**** Material to process

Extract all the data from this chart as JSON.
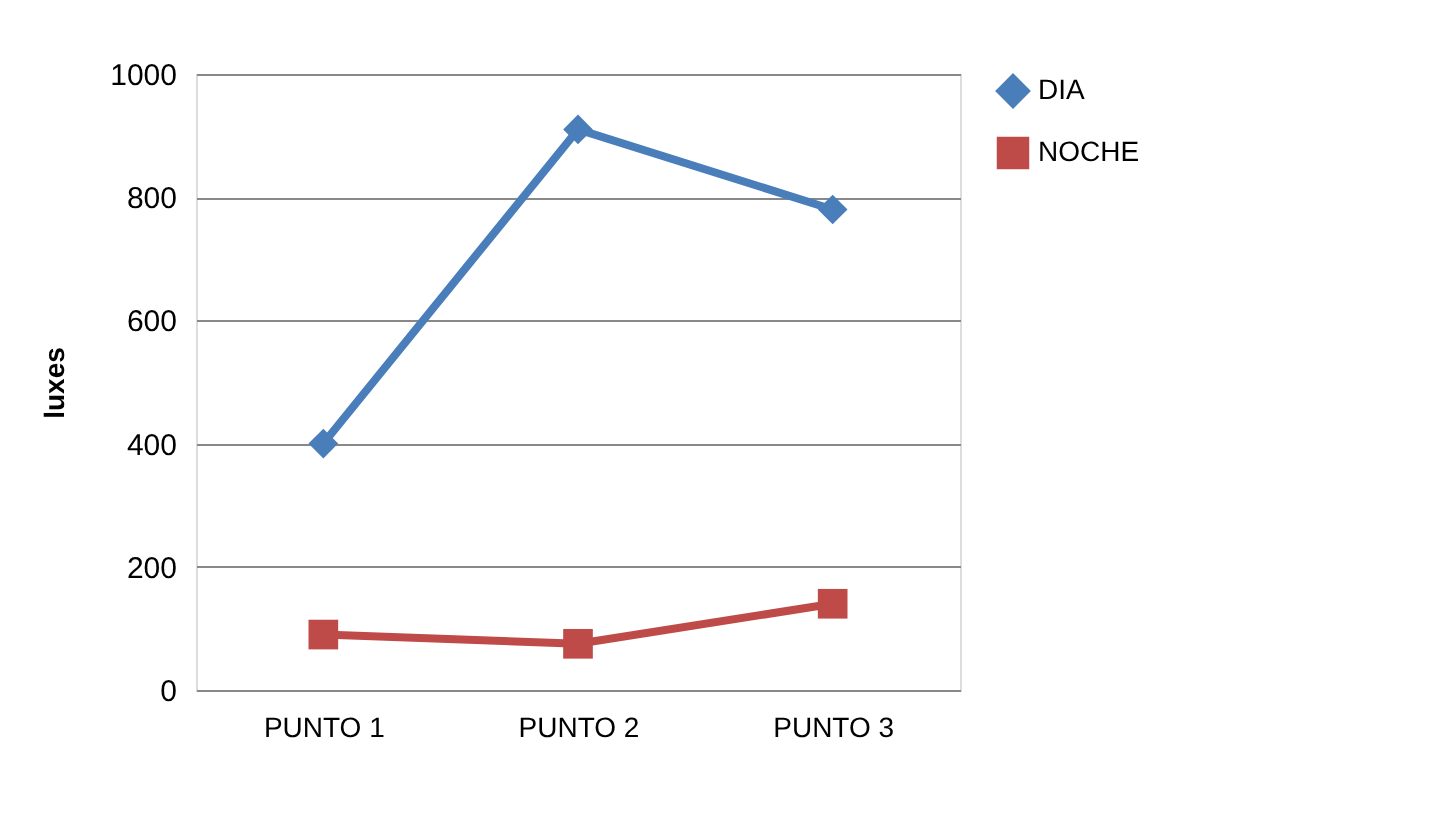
{
  "chart_data": {
    "type": "line",
    "ylabel": "luxes",
    "categories": [
      "PUNTO 1",
      "PUNTO 2",
      "PUNTO 3"
    ],
    "series": [
      {
        "name": "DIA",
        "color": "#4a7ebb",
        "marker": "diamond",
        "values": [
          400,
          910,
          780
        ]
      },
      {
        "name": "NOCHE",
        "color": "#be4b48",
        "marker": "square",
        "values": [
          90,
          75,
          140
        ]
      }
    ],
    "ylim": [
      0,
      1000
    ],
    "yticks": [
      0,
      200,
      400,
      600,
      800,
      1000
    ],
    "grid": "y",
    "legend": "right"
  }
}
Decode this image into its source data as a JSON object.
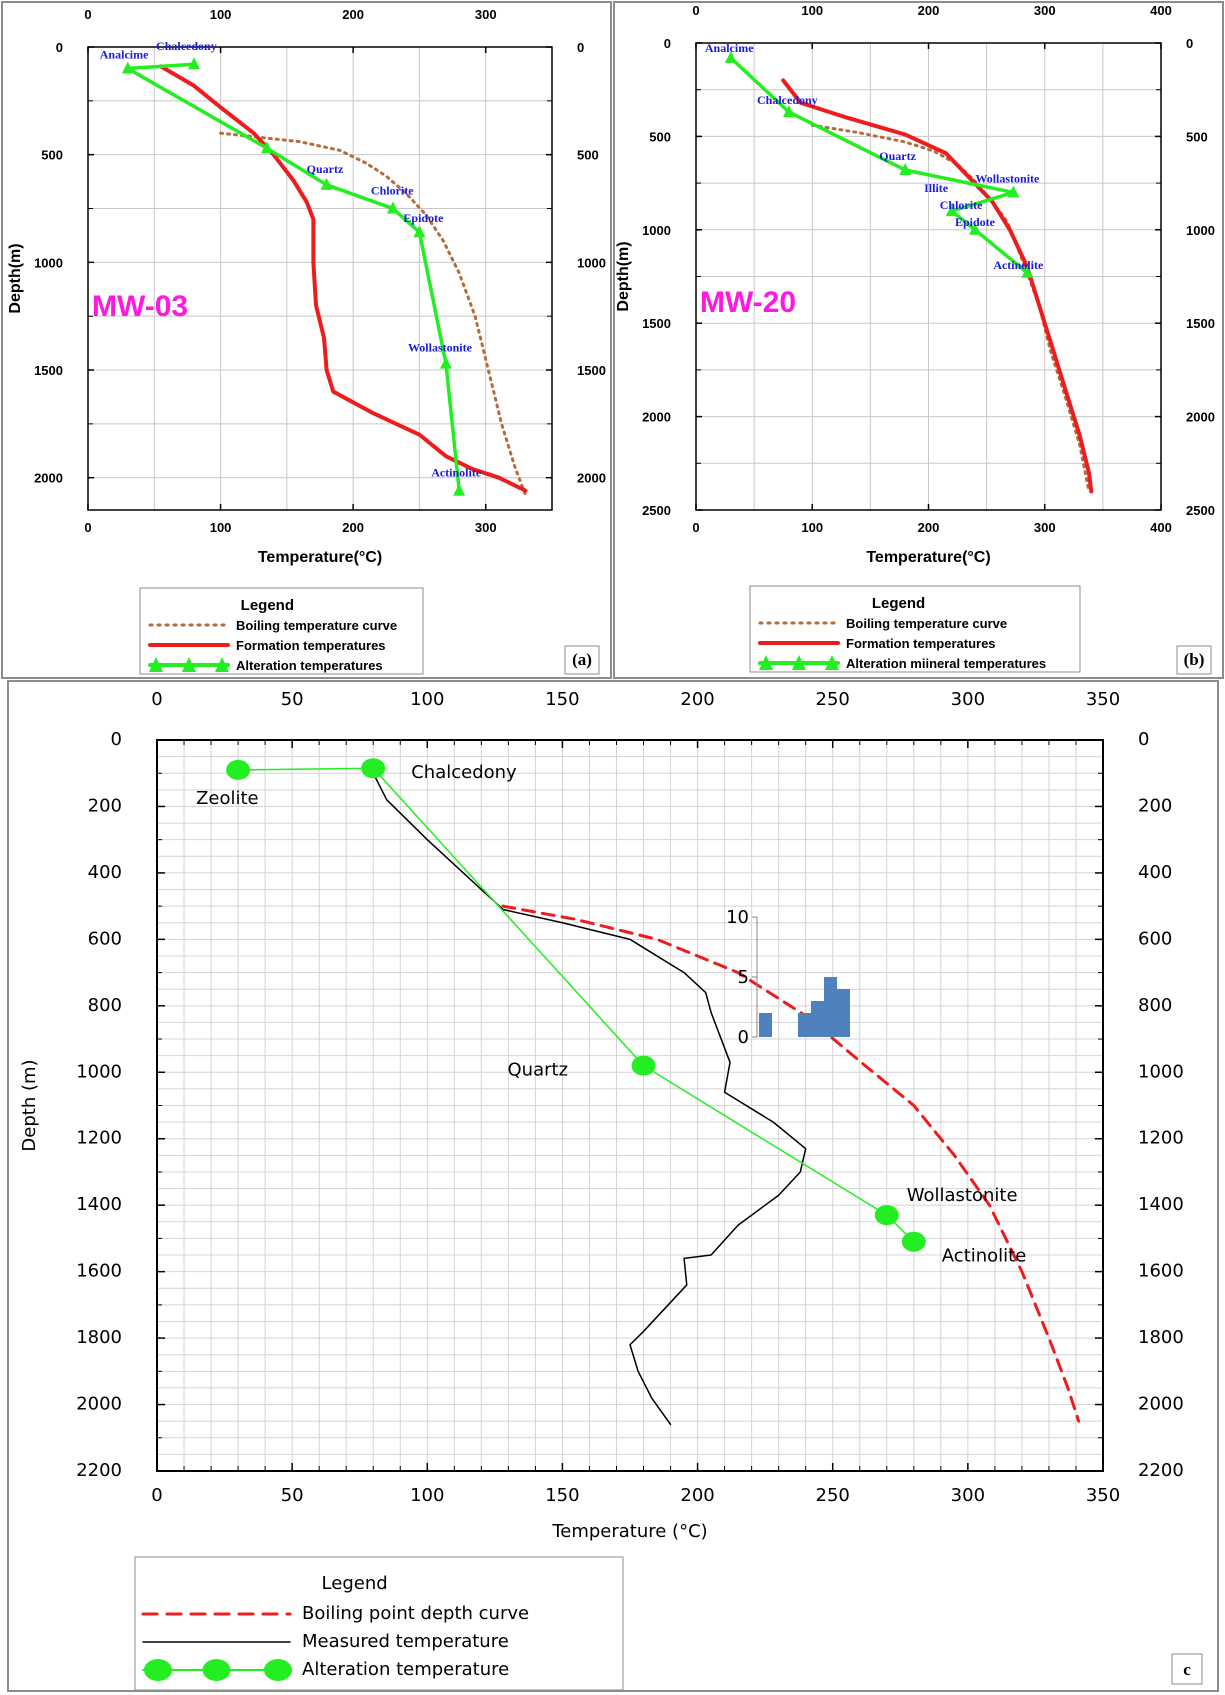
{
  "chart_data": [
    {
      "panel": "(a)",
      "type": "line",
      "well_label": "MW-03",
      "xlabel": "Temperature(°C)",
      "ylabel": "Depth(m)",
      "xlim": [
        0,
        350
      ],
      "ylim": [
        2150,
        0
      ],
      "x_ticks_top": [
        "0",
        "100",
        "200",
        "300"
      ],
      "x_ticks_bottom": [
        "0",
        "100",
        "200",
        "300"
      ],
      "y_ticks": [
        "0",
        "500",
        "1000",
        "1500",
        "2000"
      ],
      "series": [
        {
          "name": "Boiling temperature curve",
          "color": "#b86a3b",
          "style": "dotted",
          "points": [
            [
              100,
              400
            ],
            [
              130,
              420
            ],
            [
              160,
              440
            ],
            [
              190,
              480
            ],
            [
              210,
              540
            ],
            [
              225,
              600
            ],
            [
              240,
              680
            ],
            [
              255,
              780
            ],
            [
              268,
              900
            ],
            [
              280,
              1050
            ],
            [
              292,
              1250
            ],
            [
              302,
              1500
            ],
            [
              312,
              1750
            ],
            [
              322,
              1950
            ],
            [
              330,
              2080
            ]
          ]
        },
        {
          "name": "Formation temperatures",
          "color": "#ee1c1c",
          "style": "solid",
          "points": [
            [
              55,
              90
            ],
            [
              80,
              180
            ],
            [
              100,
              280
            ],
            [
              125,
              400
            ],
            [
              140,
              500
            ],
            [
              155,
              620
            ],
            [
              165,
              720
            ],
            [
              170,
              800
            ],
            [
              170,
              1000
            ],
            [
              172,
              1200
            ],
            [
              178,
              1350
            ],
            [
              180,
              1500
            ],
            [
              185,
              1600
            ],
            [
              215,
              1700
            ],
            [
              250,
              1800
            ],
            [
              270,
              1900
            ],
            [
              290,
              1960
            ],
            [
              310,
              2000
            ],
            [
              330,
              2060
            ]
          ]
        },
        {
          "name": "Alteration temperatures",
          "color": "#22ee22",
          "style": "solid-triangles",
          "points": [
            [
              80,
              80
            ],
            [
              30,
              100
            ],
            [
              135,
              470
            ],
            [
              180,
              640
            ],
            [
              230,
              750
            ],
            [
              250,
              860
            ],
            [
              270,
              1470
            ],
            [
              280,
              2060
            ]
          ]
        }
      ],
      "labels": [
        {
          "text": "Analcime",
          "x": 30,
          "y": 100
        },
        {
          "text": "Chalcedony",
          "x": 80,
          "y": 80
        },
        {
          "text": "Quartz",
          "x": 180,
          "y": 640
        },
        {
          "text": "Chlorite",
          "x": 230,
          "y": 750
        },
        {
          "text": "Epidote",
          "x": 250,
          "y": 860
        },
        {
          "text": "Wollastonite",
          "x": 270,
          "y": 1470
        },
        {
          "text": "Actinolite",
          "x": 280,
          "y": 2060
        }
      ],
      "legend": {
        "title": "Legend",
        "entries": [
          "Boiling temperature curve",
          "Formation temperatures",
          "Alteration temperatures"
        ]
      },
      "panel_label": "(a)"
    },
    {
      "panel": "(b)",
      "type": "line",
      "well_label": "MW-20",
      "xlabel": "Temperature(°C)",
      "ylabel": "Depth(m)",
      "xlim": [
        0,
        400
      ],
      "ylim": [
        2500,
        0
      ],
      "x_ticks_top": [
        "0",
        "100",
        "200",
        "300",
        "400"
      ],
      "x_ticks_bottom": [
        "0",
        "100",
        "200",
        "300",
        "400"
      ],
      "y_ticks": [
        "0",
        "500",
        "1000",
        "1500",
        "2000",
        "2500"
      ],
      "series": [
        {
          "name": "Boiling temperature curve",
          "color": "#b86a3b",
          "style": "dotted",
          "points": [
            [
              100,
              440
            ],
            [
              140,
              480
            ],
            [
              180,
              530
            ],
            [
              205,
              580
            ],
            [
              225,
              650
            ],
            [
              240,
              740
            ],
            [
              255,
              850
            ],
            [
              268,
              960
            ],
            [
              280,
              1150
            ],
            [
              295,
              1400
            ],
            [
              305,
              1650
            ],
            [
              318,
              1900
            ],
            [
              330,
              2150
            ],
            [
              338,
              2400
            ]
          ]
        },
        {
          "name": "Formation temperatures",
          "color": "#ee1c1c",
          "style": "solid",
          "points": [
            [
              75,
              200
            ],
            [
              90,
              320
            ],
            [
              130,
              400
            ],
            [
              180,
              490
            ],
            [
              215,
              590
            ],
            [
              235,
              720
            ],
            [
              255,
              850
            ],
            [
              270,
              1000
            ],
            [
              285,
              1200
            ],
            [
              300,
              1500
            ],
            [
              310,
              1700
            ],
            [
              320,
              1900
            ],
            [
              330,
              2100
            ],
            [
              338,
              2300
            ],
            [
              340,
              2400
            ]
          ]
        },
        {
          "name": "Alteration mineral temperatures",
          "color": "#22ee22",
          "style": "solid-triangles",
          "points": [
            [
              30,
              80
            ],
            [
              80,
              370
            ],
            [
              180,
              680
            ],
            [
              273,
              800
            ],
            [
              220,
              900
            ],
            [
              240,
              1000
            ],
            [
              285,
              1230
            ]
          ]
        }
      ],
      "labels": [
        {
          "text": "Analcime",
          "x": 30,
          "y": 80
        },
        {
          "text": "Chalcedony",
          "x": 80,
          "y": 370
        },
        {
          "text": "Quartz",
          "x": 180,
          "y": 680
        },
        {
          "text": "Wollastonite",
          "x": 273,
          "y": 800
        },
        {
          "text": "Illite",
          "x": 210,
          "y": 840
        },
        {
          "text": "Chlorite",
          "x": 220,
          "y": 900
        },
        {
          "text": "Epidote",
          "x": 240,
          "y": 1000
        },
        {
          "text": "Actinolite",
          "x": 285,
          "y": 1230
        }
      ],
      "legend": {
        "title": "Legend",
        "entries": [
          "Boiling temperature curve",
          "Formation temperatures",
          "Alteration miineral temperatures"
        ]
      },
      "panel_label": "(b)"
    },
    {
      "panel": "c",
      "type": "line",
      "xlabel": "Temperature (°C)",
      "ylabel": "Depth (m)",
      "xlim": [
        0,
        350
      ],
      "ylim": [
        2200,
        0
      ],
      "x_ticks_top": [
        "0",
        "50",
        "100",
        "150",
        "200",
        "250",
        "300",
        "350"
      ],
      "x_ticks_bottom": [
        "0",
        "50",
        "100",
        "150",
        "200",
        "250",
        "300",
        "350"
      ],
      "y_ticks": [
        "0",
        "200",
        "400",
        "600",
        "800",
        "1000",
        "1200",
        "1400",
        "1600",
        "1800",
        "2000",
        "2200"
      ],
      "series": [
        {
          "name": "Boiling point depth curve",
          "color": "#ee1c1c",
          "style": "dashed",
          "points": [
            [
              128,
              500
            ],
            [
              155,
              540
            ],
            [
              185,
              600
            ],
            [
              215,
              700
            ],
            [
              240,
              830
            ],
            [
              262,
              980
            ],
            [
              280,
              1100
            ],
            [
              295,
              1250
            ],
            [
              308,
              1400
            ],
            [
              320,
              1600
            ],
            [
              330,
              1800
            ],
            [
              337,
              1950
            ],
            [
              341,
              2050
            ]
          ]
        },
        {
          "name": "Measured temperature",
          "color": "#000000",
          "style": "solid",
          "points": [
            [
              80,
              100
            ],
            [
              85,
              180
            ],
            [
              100,
              300
            ],
            [
              120,
              450
            ],
            [
              128,
              510
            ],
            [
              150,
              550
            ],
            [
              175,
              600
            ],
            [
              195,
              700
            ],
            [
              203,
              760
            ],
            [
              205,
              820
            ],
            [
              212,
              970
            ],
            [
              210,
              1060
            ],
            [
              228,
              1150
            ],
            [
              240,
              1230
            ],
            [
              238,
              1300
            ],
            [
              230,
              1370
            ],
            [
              215,
              1460
            ],
            [
              205,
              1550
            ],
            [
              195,
              1560
            ],
            [
              196,
              1640
            ],
            [
              180,
              1780
            ],
            [
              175,
              1820
            ],
            [
              178,
              1900
            ],
            [
              183,
              1980
            ],
            [
              190,
              2060
            ]
          ]
        },
        {
          "name": "Alteration temperature",
          "color": "#22ee22",
          "style": "solid-circles",
          "points": [
            [
              30,
              90
            ],
            [
              80,
              85
            ],
            [
              180,
              980
            ],
            [
              270,
              1430
            ],
            [
              280,
              1510
            ]
          ]
        }
      ],
      "labels": [
        {
          "text": "Zeolite",
          "x": 30,
          "y": 90
        },
        {
          "text": "Chalcedony",
          "x": 80,
          "y": 85
        },
        {
          "text": "Quartz",
          "x": 180,
          "y": 980
        },
        {
          "text": "Wollastonite",
          "x": 270,
          "y": 1430
        },
        {
          "text": "Actinolite",
          "x": 280,
          "y": 1510
        }
      ],
      "inset": {
        "type": "bar",
        "y_ticks": [
          "10",
          "5",
          "0"
        ],
        "ylim": [
          0,
          10
        ],
        "bars": [
          2,
          0,
          0,
          2,
          3,
          5,
          4
        ]
      },
      "legend": {
        "title": "Legend",
        "entries": [
          "Boiling point depth curve",
          "Measured temperature",
          "Alteration temperature"
        ]
      },
      "panel_label": "c"
    }
  ]
}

********

Show every line in the records above that contains the word "JSON".

Extract all the data from this chart as JSON.
Decode this image into its source data as a JSON object.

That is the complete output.